Task ->
Tally the lines below that contain the word "Warum", and give only that number.

___ Information given ___

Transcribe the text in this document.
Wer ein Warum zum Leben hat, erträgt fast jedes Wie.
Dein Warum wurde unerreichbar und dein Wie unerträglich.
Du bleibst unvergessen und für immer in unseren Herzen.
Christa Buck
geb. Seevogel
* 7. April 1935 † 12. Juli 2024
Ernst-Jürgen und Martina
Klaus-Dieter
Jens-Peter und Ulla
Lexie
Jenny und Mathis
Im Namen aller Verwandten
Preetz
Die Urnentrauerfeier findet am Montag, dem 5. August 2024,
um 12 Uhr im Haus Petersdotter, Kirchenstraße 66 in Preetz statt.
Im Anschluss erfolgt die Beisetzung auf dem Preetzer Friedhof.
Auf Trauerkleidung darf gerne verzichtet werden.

___

Final result ->
2